(Recorded data)
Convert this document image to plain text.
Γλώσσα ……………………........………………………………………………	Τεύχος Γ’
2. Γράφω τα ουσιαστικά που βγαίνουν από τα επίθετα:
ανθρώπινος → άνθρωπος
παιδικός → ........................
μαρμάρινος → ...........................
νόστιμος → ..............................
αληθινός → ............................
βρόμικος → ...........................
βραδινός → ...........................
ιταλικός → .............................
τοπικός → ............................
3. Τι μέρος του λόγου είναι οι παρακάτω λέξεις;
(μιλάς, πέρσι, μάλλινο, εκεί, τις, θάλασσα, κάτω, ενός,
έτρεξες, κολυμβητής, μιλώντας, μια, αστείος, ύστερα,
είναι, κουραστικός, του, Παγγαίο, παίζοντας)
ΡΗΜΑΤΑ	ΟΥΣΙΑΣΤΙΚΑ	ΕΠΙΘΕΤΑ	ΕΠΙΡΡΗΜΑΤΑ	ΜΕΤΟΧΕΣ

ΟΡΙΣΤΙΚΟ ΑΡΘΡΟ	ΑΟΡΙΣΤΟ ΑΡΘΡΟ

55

The task
Print the records once more, exactly as they were given.

Response to the exercise
Convert this document image to plain text.
Γλώσσα ……………………........………………………………………………	Τεύχος Γ’
2. Γράφω τα ουσιαστικά που βγαίνουν από τα επίθετα:
ανθρώπινος → άνθρωπος
παιδικός → ........................
μαρμάρινος → ...........................
νόστιμος → ..............................
αληθινός → ............................
βρόμικος → ...........................
βραδινός → ...........................
ιταλικός → .............................
τοπικός → ............................
3. Τι μέρος του λόγου είναι οι παρακάτω λέξεις;
(μιλάς, πέρσι, μάλλινο, εκεί, τις, θάλασσα, κάτω, ενός,
έτρεξες, κολυμβητής, μιλώντας, μια, αστείος, ύστερα,
είναι, κουραστικός, του, Παγγαίο, παίζοντας)
ΡΗΜΑΤΑ	ΟΥΣΙΑΣΤΙΚΑ	ΕΠΙΘΕΤΑ	ΕΠΙΡΡΗΜΑΤΑ	ΜΕΤΟΧΕΣ

ΟΡΙΣΤΙΚΟ ΑΡΘΡΟ	ΑΟΡΙΣΤΟ ΑΡΘΡΟ

55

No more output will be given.